* [Task input]
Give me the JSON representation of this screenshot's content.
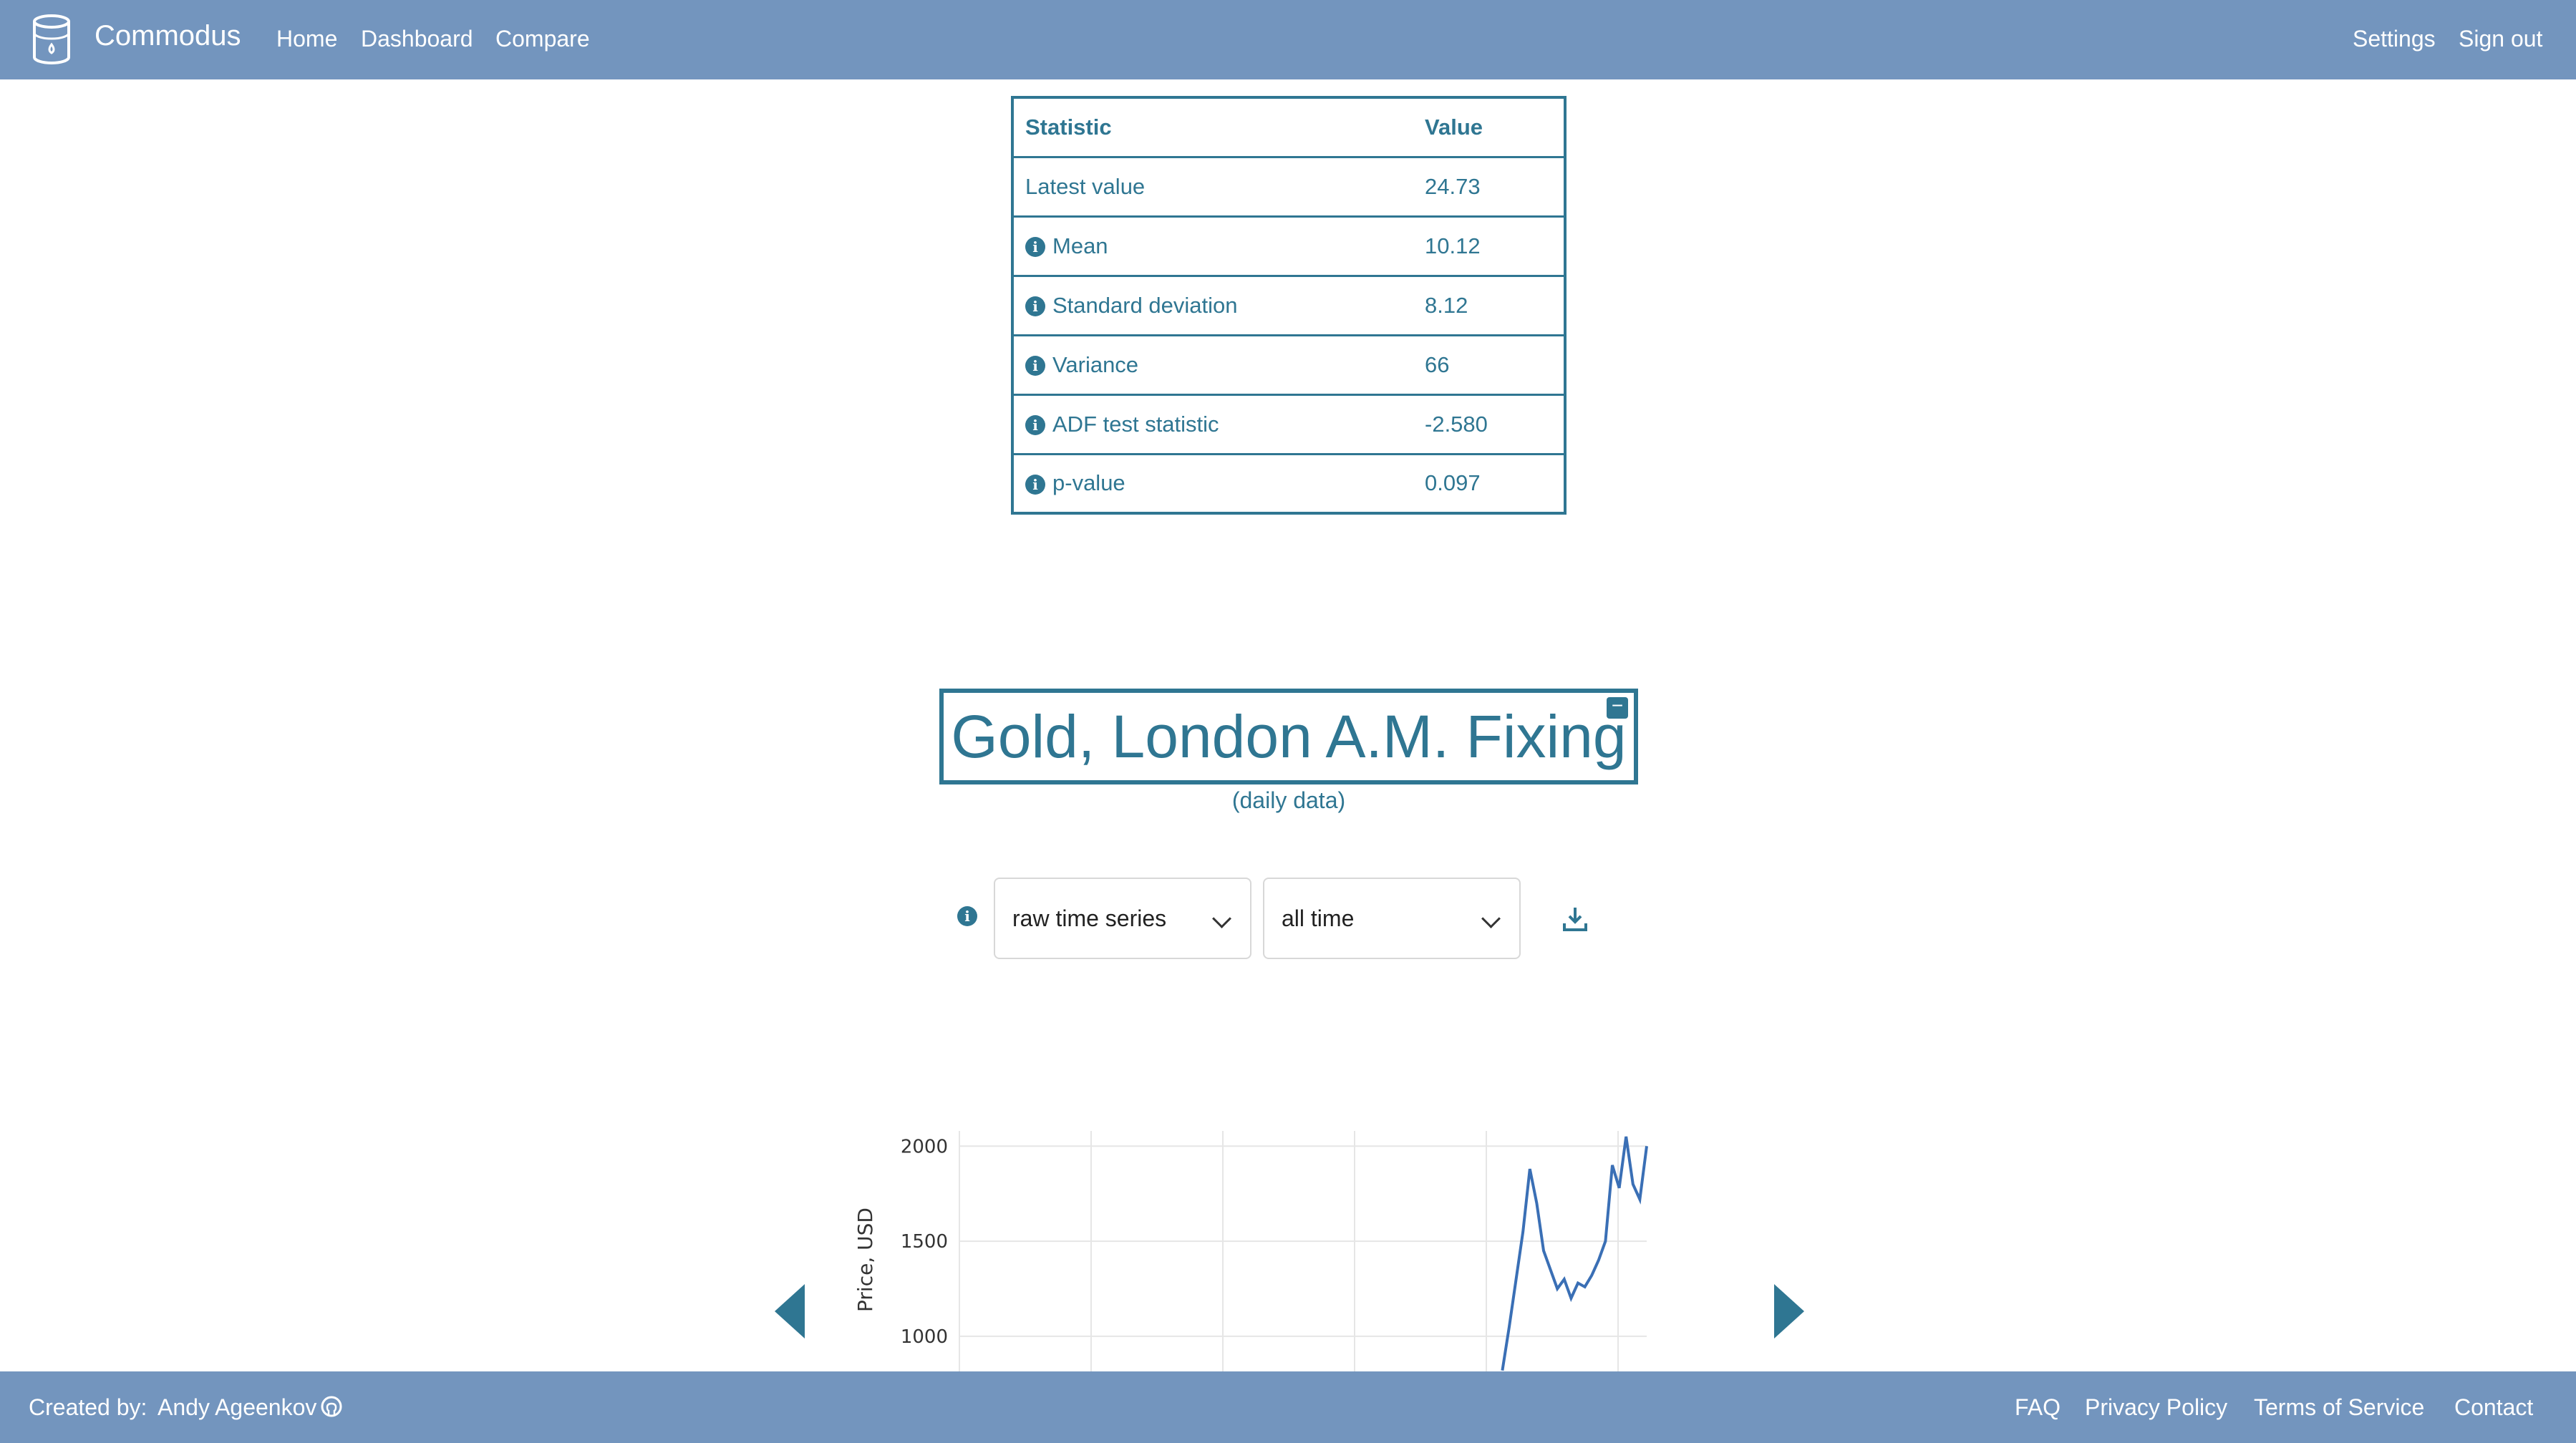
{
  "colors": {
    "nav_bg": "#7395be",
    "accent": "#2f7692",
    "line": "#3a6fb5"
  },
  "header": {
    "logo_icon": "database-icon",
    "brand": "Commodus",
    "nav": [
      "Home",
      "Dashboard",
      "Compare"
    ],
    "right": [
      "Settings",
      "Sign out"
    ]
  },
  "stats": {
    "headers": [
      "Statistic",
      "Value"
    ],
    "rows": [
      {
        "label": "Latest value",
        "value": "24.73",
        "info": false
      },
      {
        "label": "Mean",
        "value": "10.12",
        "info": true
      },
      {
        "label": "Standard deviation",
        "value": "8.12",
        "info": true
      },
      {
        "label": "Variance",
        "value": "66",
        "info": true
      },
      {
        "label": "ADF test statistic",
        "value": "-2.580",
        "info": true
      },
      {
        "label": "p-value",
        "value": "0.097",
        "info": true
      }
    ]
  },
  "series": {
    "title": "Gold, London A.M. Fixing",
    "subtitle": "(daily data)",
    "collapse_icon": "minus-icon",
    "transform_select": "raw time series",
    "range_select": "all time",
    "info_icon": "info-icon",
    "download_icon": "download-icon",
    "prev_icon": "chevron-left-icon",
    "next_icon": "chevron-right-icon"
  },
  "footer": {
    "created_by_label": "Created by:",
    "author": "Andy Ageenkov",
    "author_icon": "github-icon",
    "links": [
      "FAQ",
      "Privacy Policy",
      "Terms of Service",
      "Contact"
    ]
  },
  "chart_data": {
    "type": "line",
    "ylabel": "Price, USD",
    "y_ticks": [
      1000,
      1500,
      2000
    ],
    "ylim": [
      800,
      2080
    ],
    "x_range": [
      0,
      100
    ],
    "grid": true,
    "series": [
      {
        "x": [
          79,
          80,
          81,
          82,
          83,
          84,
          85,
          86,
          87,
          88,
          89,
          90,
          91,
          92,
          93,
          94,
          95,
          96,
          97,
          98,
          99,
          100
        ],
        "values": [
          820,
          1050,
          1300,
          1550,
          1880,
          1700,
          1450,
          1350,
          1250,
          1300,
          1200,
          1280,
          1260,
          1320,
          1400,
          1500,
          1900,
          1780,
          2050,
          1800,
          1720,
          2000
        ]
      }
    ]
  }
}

* [Set exercise]
Transcribe each line above verbatim, with the pictures left out.

* [Answer to this problem]
Give me the JSON representation of this screenshot's content.
{
  "colors": {
    "nav_bg": "#7395be",
    "accent": "#2f7692",
    "line": "#3a6fb5"
  },
  "header": {
    "logo_icon": "database-icon",
    "brand": "Commodus",
    "nav": [
      "Home",
      "Dashboard",
      "Compare"
    ],
    "right": [
      "Settings",
      "Sign out"
    ]
  },
  "stats": {
    "headers": [
      "Statistic",
      "Value"
    ],
    "rows": [
      {
        "label": "Latest value",
        "value": "24.73",
        "info": false
      },
      {
        "label": "Mean",
        "value": "10.12",
        "info": true
      },
      {
        "label": "Standard deviation",
        "value": "8.12",
        "info": true
      },
      {
        "label": "Variance",
        "value": "66",
        "info": true
      },
      {
        "label": "ADF test statistic",
        "value": "-2.580",
        "info": true
      },
      {
        "label": "p-value",
        "value": "0.097",
        "info": true
      }
    ]
  },
  "series": {
    "title": "Gold, London A.M. Fixing",
    "subtitle": "(daily data)",
    "collapse_icon": "minus-icon",
    "transform_select": "raw time series",
    "range_select": "all time",
    "info_icon": "info-icon",
    "download_icon": "download-icon",
    "prev_icon": "chevron-left-icon",
    "next_icon": "chevron-right-icon"
  },
  "footer": {
    "created_by_label": "Created by:",
    "author": "Andy Ageenkov",
    "author_icon": "github-icon",
    "links": [
      "FAQ",
      "Privacy Policy",
      "Terms of Service",
      "Contact"
    ]
  },
  "chart_data": {
    "type": "line",
    "ylabel": "Price, USD",
    "y_ticks": [
      1000,
      1500,
      2000
    ],
    "ylim": [
      800,
      2080
    ],
    "x_range": [
      0,
      100
    ],
    "grid": true,
    "series": [
      {
        "x": [
          79,
          80,
          81,
          82,
          83,
          84,
          85,
          86,
          87,
          88,
          89,
          90,
          91,
          92,
          93,
          94,
          95,
          96,
          97,
          98,
          99,
          100
        ],
        "values": [
          820,
          1050,
          1300,
          1550,
          1880,
          1700,
          1450,
          1350,
          1250,
          1300,
          1200,
          1280,
          1260,
          1320,
          1400,
          1500,
          1900,
          1780,
          2050,
          1800,
          1720,
          2000
        ]
      }
    ]
  }
}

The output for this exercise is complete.